> [WHAT IS REQUIRED]
Look through the material below for "Mischmetal". Copy every line that contains it.

--- begin DATA FOR THE TASK ---

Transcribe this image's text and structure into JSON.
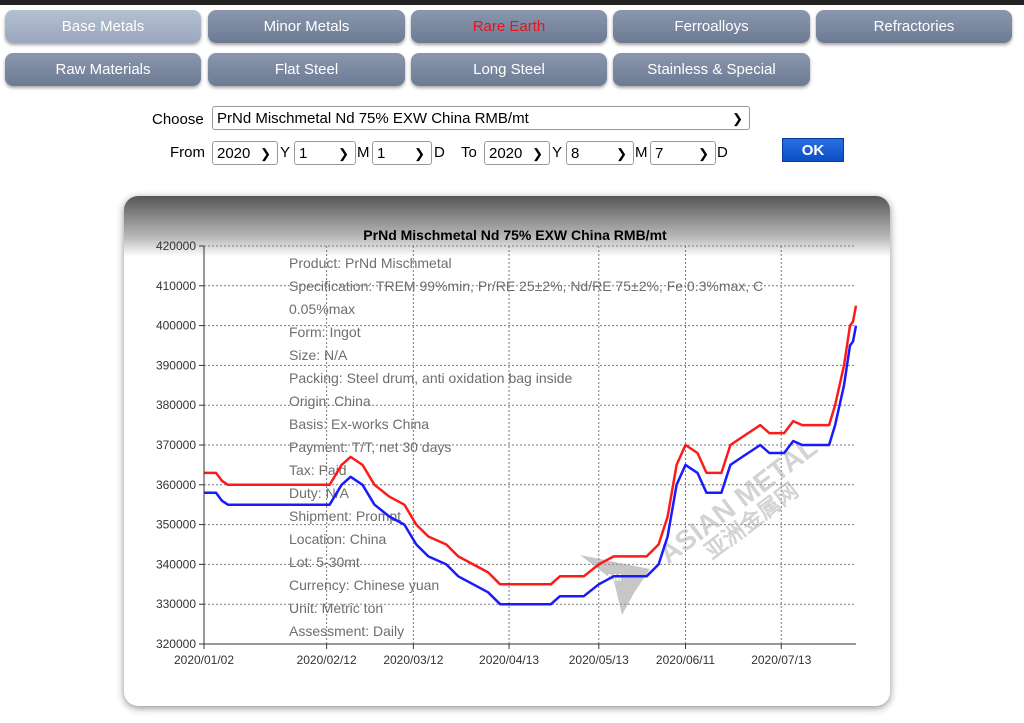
{
  "nav": {
    "items": [
      {
        "label": "Base Metals"
      },
      {
        "label": "Minor Metals"
      },
      {
        "label": "Rare Earth"
      },
      {
        "label": "Ferroalloys"
      },
      {
        "label": "Refractories"
      },
      {
        "label": "Raw Materials"
      },
      {
        "label": "Flat Steel"
      },
      {
        "label": "Long Steel"
      },
      {
        "label": "Stainless & Special"
      }
    ],
    "active_color": "#e8141a"
  },
  "form": {
    "choose_label": "Choose",
    "product_value": "PrNd Mischmetal Nd 75% EXW China RMB/mt",
    "from_label": "From",
    "to_label": "To",
    "y_label": "Y",
    "m_label": "M",
    "d_label": "D",
    "from_year": "2020",
    "from_month": "1",
    "from_day": "1",
    "to_year": "2020",
    "to_month": "8",
    "to_day": "7",
    "ok_label": "OK"
  },
  "watermark": {
    "brand": "ASIAN METAL",
    "brand_cn": "亚洲金属网",
    "logo": "AM"
  },
  "chart_data": {
    "type": "line",
    "title": "PrNd Mischmetal Nd 75% EXW China RMB/mt",
    "xlabel": "",
    "ylabel": "",
    "x_range": [
      "2020-01-02",
      "2020-08-07"
    ],
    "ylim": [
      320000,
      420000
    ],
    "y_ticks": [
      320000,
      330000,
      340000,
      350000,
      360000,
      370000,
      380000,
      390000,
      400000,
      410000,
      420000
    ],
    "x_ticks": [
      "2020/01/02",
      "2020/02/12",
      "2020/03/12",
      "2020/04/13",
      "2020/05/13",
      "2020/06/11",
      "2020/07/13"
    ],
    "grid": true,
    "series_colors": [
      "#ff1a1a",
      "#1a1aff"
    ],
    "series": [
      {
        "color": "#ff1a1a",
        "points": [
          [
            "2020-01-02",
            363000
          ],
          [
            "2020-01-06",
            363000
          ],
          [
            "2020-01-08",
            361000
          ],
          [
            "2020-01-10",
            360000
          ],
          [
            "2020-02-13",
            360000
          ],
          [
            "2020-02-17",
            365000
          ],
          [
            "2020-02-20",
            367000
          ],
          [
            "2020-02-24",
            365000
          ],
          [
            "2020-02-28",
            360000
          ],
          [
            "2020-03-04",
            357000
          ],
          [
            "2020-03-09",
            355000
          ],
          [
            "2020-03-13",
            350000
          ],
          [
            "2020-03-17",
            347000
          ],
          [
            "2020-03-23",
            345000
          ],
          [
            "2020-03-27",
            342000
          ],
          [
            "2020-04-01",
            340000
          ],
          [
            "2020-04-06",
            338000
          ],
          [
            "2020-04-10",
            335000
          ],
          [
            "2020-04-27",
            335000
          ],
          [
            "2020-04-30",
            337000
          ],
          [
            "2020-05-08",
            337000
          ],
          [
            "2020-05-13",
            340000
          ],
          [
            "2020-05-18",
            342000
          ],
          [
            "2020-05-29",
            342000
          ],
          [
            "2020-06-02",
            345000
          ],
          [
            "2020-06-05",
            352000
          ],
          [
            "2020-06-08",
            365000
          ],
          [
            "2020-06-11",
            370000
          ],
          [
            "2020-06-15",
            368000
          ],
          [
            "2020-06-18",
            363000
          ],
          [
            "2020-06-23",
            363000
          ],
          [
            "2020-06-26",
            370000
          ],
          [
            "2020-06-30",
            372000
          ],
          [
            "2020-07-06",
            375000
          ],
          [
            "2020-07-09",
            373000
          ],
          [
            "2020-07-14",
            373000
          ],
          [
            "2020-07-17",
            376000
          ],
          [
            "2020-07-20",
            375000
          ],
          [
            "2020-07-29",
            375000
          ],
          [
            "2020-07-31",
            380000
          ],
          [
            "2020-08-03",
            390000
          ],
          [
            "2020-08-05",
            400000
          ],
          [
            "2020-08-06",
            401000
          ],
          [
            "2020-08-07",
            405000
          ]
        ]
      },
      {
        "color": "#1a1aff",
        "points": [
          [
            "2020-01-02",
            358000
          ],
          [
            "2020-01-06",
            358000
          ],
          [
            "2020-01-08",
            356000
          ],
          [
            "2020-01-10",
            355000
          ],
          [
            "2020-02-13",
            355000
          ],
          [
            "2020-02-17",
            360000
          ],
          [
            "2020-02-20",
            362000
          ],
          [
            "2020-02-24",
            360000
          ],
          [
            "2020-02-28",
            355000
          ],
          [
            "2020-03-04",
            352000
          ],
          [
            "2020-03-09",
            350000
          ],
          [
            "2020-03-13",
            345000
          ],
          [
            "2020-03-17",
            342000
          ],
          [
            "2020-03-23",
            340000
          ],
          [
            "2020-03-27",
            337000
          ],
          [
            "2020-04-01",
            335000
          ],
          [
            "2020-04-06",
            333000
          ],
          [
            "2020-04-10",
            330000
          ],
          [
            "2020-04-27",
            330000
          ],
          [
            "2020-04-30",
            332000
          ],
          [
            "2020-05-08",
            332000
          ],
          [
            "2020-05-13",
            335000
          ],
          [
            "2020-05-18",
            337000
          ],
          [
            "2020-05-29",
            337000
          ],
          [
            "2020-06-02",
            340000
          ],
          [
            "2020-06-05",
            347000
          ],
          [
            "2020-06-08",
            360000
          ],
          [
            "2020-06-11",
            365000
          ],
          [
            "2020-06-15",
            363000
          ],
          [
            "2020-06-18",
            358000
          ],
          [
            "2020-06-23",
            358000
          ],
          [
            "2020-06-26",
            365000
          ],
          [
            "2020-06-30",
            367000
          ],
          [
            "2020-07-06",
            370000
          ],
          [
            "2020-07-09",
            368000
          ],
          [
            "2020-07-14",
            368000
          ],
          [
            "2020-07-17",
            371000
          ],
          [
            "2020-07-20",
            370000
          ],
          [
            "2020-07-29",
            370000
          ],
          [
            "2020-07-31",
            375000
          ],
          [
            "2020-08-03",
            385000
          ],
          [
            "2020-08-05",
            395000
          ],
          [
            "2020-08-06",
            396000
          ],
          [
            "2020-08-07",
            400000
          ]
        ]
      }
    ],
    "annotations": [
      "Product: PrNd Mischmetal",
      "Specification: TREM 99%min, Pr/RE 25±2%, Nd/RE 75±2%, Fe 0.3%max, C",
      "0.05%max",
      "Form: Ingot",
      "Size: N/A",
      "Packing: Steel drum, anti oxidation bag inside",
      "Origin: China",
      "Basis: Ex-works China",
      "Payment: T/T, net 30 days",
      "Tax: Paid",
      "Duty: N/A",
      "Shipment: Prompt",
      "Location: China",
      "Lot: 5-30mt",
      "Currency: Chinese yuan",
      "Unit: Metric ton",
      "Assessment: Daily"
    ]
  }
}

--- end DATA FOR THE TASK ---

> [THE COMPLETED TASK]
    "product_value": "PrNd Mischmetal Nd 75% EXW China RMB/mt",
    "title": "PrNd Mischmetal Nd 75% EXW China RMB/mt",
      "Product: PrNd Mischmetal",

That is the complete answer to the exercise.